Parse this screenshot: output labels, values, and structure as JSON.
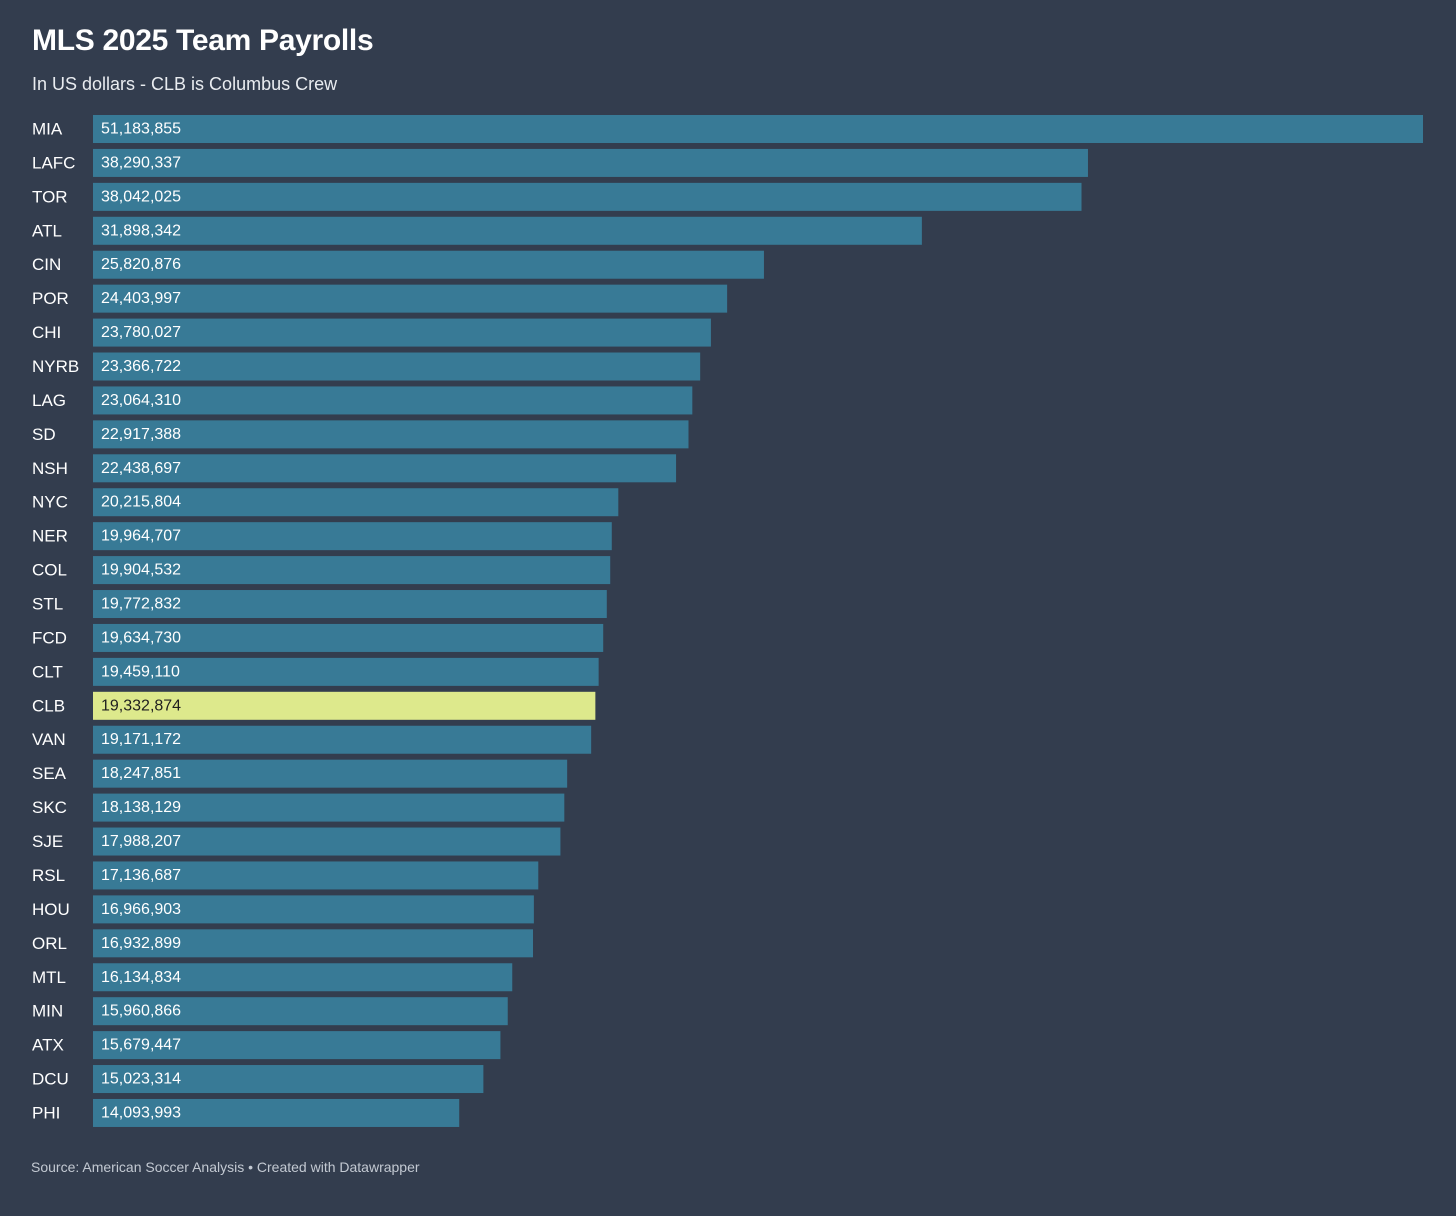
{
  "colors": {
    "background": "#333d4e",
    "bar": "#387a96",
    "highlight": "#dde98c",
    "label_on_bar": "#ffffff",
    "label_on_highlight": "#1f1f1f",
    "category_text": "#ffffff"
  },
  "footer": {
    "source_label": "Source: ",
    "source": "American Soccer Analysis",
    "separator": " • ",
    "credit": "Created with Datawrapper"
  },
  "chart_data": {
    "type": "bar",
    "orientation": "horizontal",
    "title": "MLS 2025 Team Payrolls",
    "subtitle": "In US dollars - CLB is Columbus Crew",
    "xlabel": "",
    "ylabel": "",
    "xlim": [
      0,
      51183855
    ],
    "grid": false,
    "highlight_category": "CLB",
    "categories": [
      "MIA",
      "LAFC",
      "TOR",
      "ATL",
      "CIN",
      "POR",
      "CHI",
      "NYRB",
      "LAG",
      "SD",
      "NSH",
      "NYC",
      "NER",
      "COL",
      "STL",
      "FCD",
      "CLT",
      "CLB",
      "VAN",
      "SEA",
      "SKC",
      "SJE",
      "RSL",
      "HOU",
      "ORL",
      "MTL",
      "MIN",
      "ATX",
      "DCU",
      "PHI"
    ],
    "values": [
      51183855,
      38290337,
      38042025,
      31898342,
      25820876,
      24403997,
      23780027,
      23366722,
      23064310,
      22917388,
      22438697,
      20215804,
      19964707,
      19904532,
      19772832,
      19634730,
      19459110,
      19332874,
      19171172,
      18247851,
      18138129,
      17988207,
      17136687,
      16966903,
      16932899,
      16134834,
      15960866,
      15679447,
      15023314,
      14093993
    ],
    "value_labels": [
      "51,183,855",
      "38,290,337",
      "38,042,025",
      "31,898,342",
      "25,820,876",
      "24,403,997",
      "23,780,027",
      "23,366,722",
      "23,064,310",
      "22,917,388",
      "22,438,697",
      "20,215,804",
      "19,964,707",
      "19,904,532",
      "19,772,832",
      "19,634,730",
      "19,459,110",
      "19,332,874",
      "19,171,172",
      "18,247,851",
      "18,138,129",
      "17,988,207",
      "17,136,687",
      "16,966,903",
      "16,932,899",
      "16,134,834",
      "15,960,866",
      "15,679,447",
      "15,023,314",
      "14,093,993"
    ]
  }
}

● **GIVEN PROBLEM**
Reproduce the entries exactly. Do not carry over any picture.

● **TASK RESULT**
Parse this screenshot: output labels, values, and structure as JSON.
{
  "colors": {
    "background": "#333d4e",
    "bar": "#387a96",
    "highlight": "#dde98c",
    "label_on_bar": "#ffffff",
    "label_on_highlight": "#1f1f1f",
    "category_text": "#ffffff"
  },
  "footer": {
    "source_label": "Source: ",
    "source": "American Soccer Analysis",
    "separator": " • ",
    "credit": "Created with Datawrapper"
  },
  "chart_data": {
    "type": "bar",
    "orientation": "horizontal",
    "title": "MLS 2025 Team Payrolls",
    "subtitle": "In US dollars - CLB is Columbus Crew",
    "xlabel": "",
    "ylabel": "",
    "xlim": [
      0,
      51183855
    ],
    "grid": false,
    "highlight_category": "CLB",
    "categories": [
      "MIA",
      "LAFC",
      "TOR",
      "ATL",
      "CIN",
      "POR",
      "CHI",
      "NYRB",
      "LAG",
      "SD",
      "NSH",
      "NYC",
      "NER",
      "COL",
      "STL",
      "FCD",
      "CLT",
      "CLB",
      "VAN",
      "SEA",
      "SKC",
      "SJE",
      "RSL",
      "HOU",
      "ORL",
      "MTL",
      "MIN",
      "ATX",
      "DCU",
      "PHI"
    ],
    "values": [
      51183855,
      38290337,
      38042025,
      31898342,
      25820876,
      24403997,
      23780027,
      23366722,
      23064310,
      22917388,
      22438697,
      20215804,
      19964707,
      19904532,
      19772832,
      19634730,
      19459110,
      19332874,
      19171172,
      18247851,
      18138129,
      17988207,
      17136687,
      16966903,
      16932899,
      16134834,
      15960866,
      15679447,
      15023314,
      14093993
    ],
    "value_labels": [
      "51,183,855",
      "38,290,337",
      "38,042,025",
      "31,898,342",
      "25,820,876",
      "24,403,997",
      "23,780,027",
      "23,366,722",
      "23,064,310",
      "22,917,388",
      "22,438,697",
      "20,215,804",
      "19,964,707",
      "19,904,532",
      "19,772,832",
      "19,634,730",
      "19,459,110",
      "19,332,874",
      "19,171,172",
      "18,247,851",
      "18,138,129",
      "17,988,207",
      "17,136,687",
      "16,966,903",
      "16,932,899",
      "16,134,834",
      "15,960,866",
      "15,679,447",
      "15,023,314",
      "14,093,993"
    ]
  }
}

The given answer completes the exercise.